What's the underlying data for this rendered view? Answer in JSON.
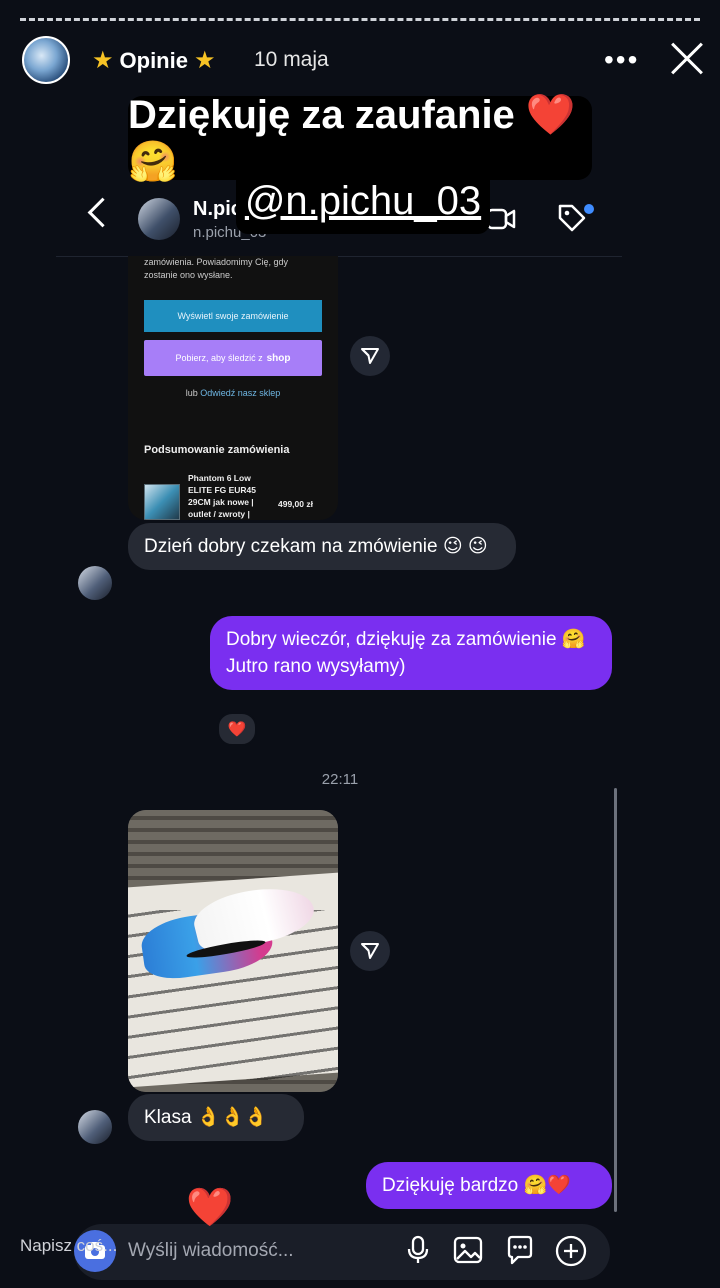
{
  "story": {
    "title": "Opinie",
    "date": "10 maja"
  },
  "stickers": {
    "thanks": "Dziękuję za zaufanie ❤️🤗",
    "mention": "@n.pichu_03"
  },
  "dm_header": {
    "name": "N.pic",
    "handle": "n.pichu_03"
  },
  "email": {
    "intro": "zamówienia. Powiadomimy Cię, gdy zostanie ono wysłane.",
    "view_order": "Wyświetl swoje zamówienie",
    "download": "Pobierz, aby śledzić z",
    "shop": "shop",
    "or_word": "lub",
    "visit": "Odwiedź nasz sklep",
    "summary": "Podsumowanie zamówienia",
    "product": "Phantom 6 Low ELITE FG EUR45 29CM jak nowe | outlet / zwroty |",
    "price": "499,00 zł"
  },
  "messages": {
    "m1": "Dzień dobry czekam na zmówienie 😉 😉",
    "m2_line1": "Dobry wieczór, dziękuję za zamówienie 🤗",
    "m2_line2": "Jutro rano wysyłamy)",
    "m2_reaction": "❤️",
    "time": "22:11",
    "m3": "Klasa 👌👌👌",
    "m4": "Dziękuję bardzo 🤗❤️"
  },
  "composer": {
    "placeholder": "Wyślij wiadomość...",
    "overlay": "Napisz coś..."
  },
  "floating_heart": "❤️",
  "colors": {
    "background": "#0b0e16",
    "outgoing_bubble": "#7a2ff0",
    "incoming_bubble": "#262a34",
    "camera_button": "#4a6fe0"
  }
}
──────
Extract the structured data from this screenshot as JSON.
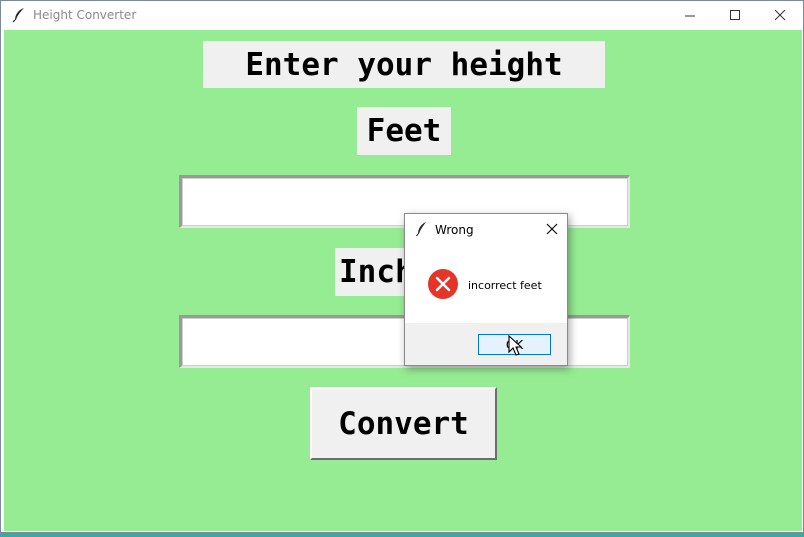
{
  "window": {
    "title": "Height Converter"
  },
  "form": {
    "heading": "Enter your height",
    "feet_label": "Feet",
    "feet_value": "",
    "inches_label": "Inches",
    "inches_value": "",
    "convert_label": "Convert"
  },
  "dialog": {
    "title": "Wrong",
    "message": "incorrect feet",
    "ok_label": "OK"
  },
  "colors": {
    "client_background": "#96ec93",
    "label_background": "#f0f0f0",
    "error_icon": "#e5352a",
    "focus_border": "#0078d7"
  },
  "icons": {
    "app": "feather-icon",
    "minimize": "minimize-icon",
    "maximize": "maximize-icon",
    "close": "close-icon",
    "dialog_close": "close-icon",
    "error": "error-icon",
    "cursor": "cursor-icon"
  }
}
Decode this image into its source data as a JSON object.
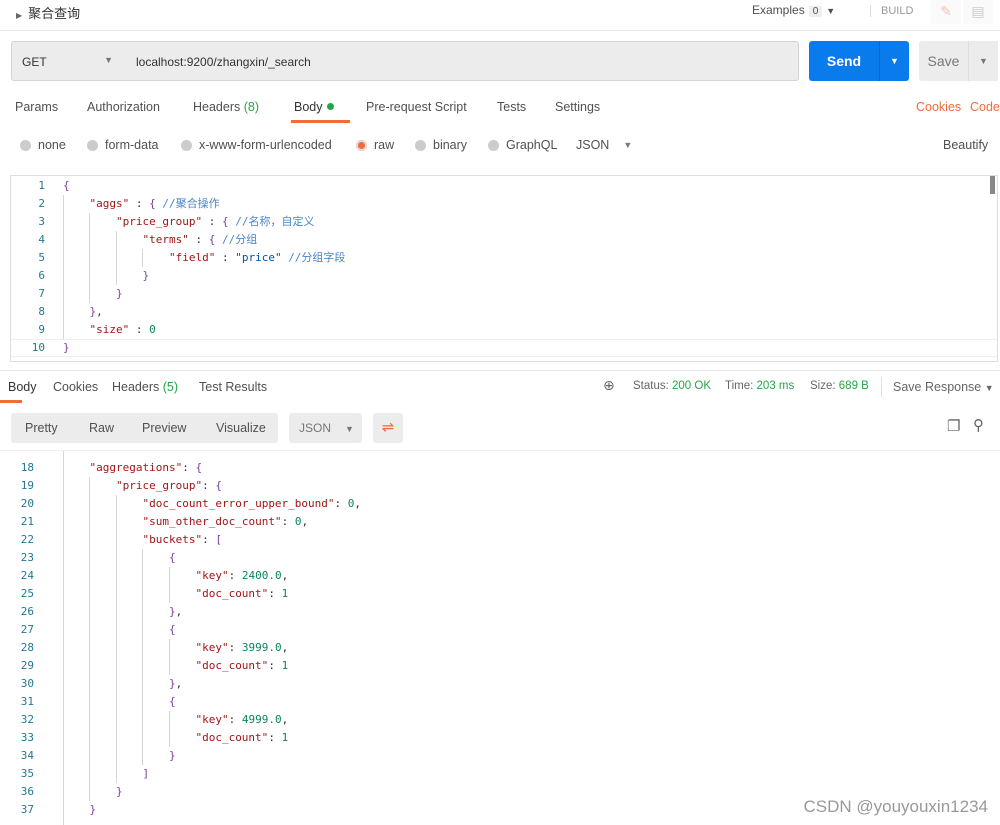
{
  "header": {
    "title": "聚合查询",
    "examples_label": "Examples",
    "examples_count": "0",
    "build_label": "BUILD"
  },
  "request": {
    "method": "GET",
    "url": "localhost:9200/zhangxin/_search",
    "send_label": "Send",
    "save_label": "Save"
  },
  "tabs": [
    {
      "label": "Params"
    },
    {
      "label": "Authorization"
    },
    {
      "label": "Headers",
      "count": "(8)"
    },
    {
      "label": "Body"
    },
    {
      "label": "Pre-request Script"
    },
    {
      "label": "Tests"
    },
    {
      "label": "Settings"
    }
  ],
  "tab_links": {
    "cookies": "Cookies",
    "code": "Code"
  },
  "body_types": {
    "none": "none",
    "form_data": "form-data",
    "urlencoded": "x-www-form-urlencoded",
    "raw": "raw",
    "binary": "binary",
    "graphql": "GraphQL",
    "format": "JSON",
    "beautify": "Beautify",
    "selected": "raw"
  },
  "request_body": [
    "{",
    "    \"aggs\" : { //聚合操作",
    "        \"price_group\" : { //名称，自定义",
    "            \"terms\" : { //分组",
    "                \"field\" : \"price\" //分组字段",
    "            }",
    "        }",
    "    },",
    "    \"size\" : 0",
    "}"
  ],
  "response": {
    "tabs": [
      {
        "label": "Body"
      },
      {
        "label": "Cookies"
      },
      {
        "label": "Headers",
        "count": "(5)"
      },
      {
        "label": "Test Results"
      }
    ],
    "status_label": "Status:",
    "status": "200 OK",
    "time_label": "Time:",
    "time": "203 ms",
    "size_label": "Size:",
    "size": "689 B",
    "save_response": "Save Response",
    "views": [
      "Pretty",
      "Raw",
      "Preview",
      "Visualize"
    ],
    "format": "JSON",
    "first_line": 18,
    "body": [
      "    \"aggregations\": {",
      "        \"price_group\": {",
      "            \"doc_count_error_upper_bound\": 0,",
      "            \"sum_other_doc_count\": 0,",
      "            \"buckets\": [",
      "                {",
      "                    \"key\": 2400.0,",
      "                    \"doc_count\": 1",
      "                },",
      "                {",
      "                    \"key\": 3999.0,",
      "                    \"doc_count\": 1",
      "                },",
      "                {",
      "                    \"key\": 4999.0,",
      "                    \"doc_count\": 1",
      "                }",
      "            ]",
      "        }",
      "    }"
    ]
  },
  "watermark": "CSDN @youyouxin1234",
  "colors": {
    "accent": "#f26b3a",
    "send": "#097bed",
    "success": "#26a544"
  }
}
──────
Aim of the task: From the records given above, copy all lines containing "title".

Output:
    "title": "Opinie",
    "title": "Height Converter"
    "title": "Wrong",
    "title": "聚合查询",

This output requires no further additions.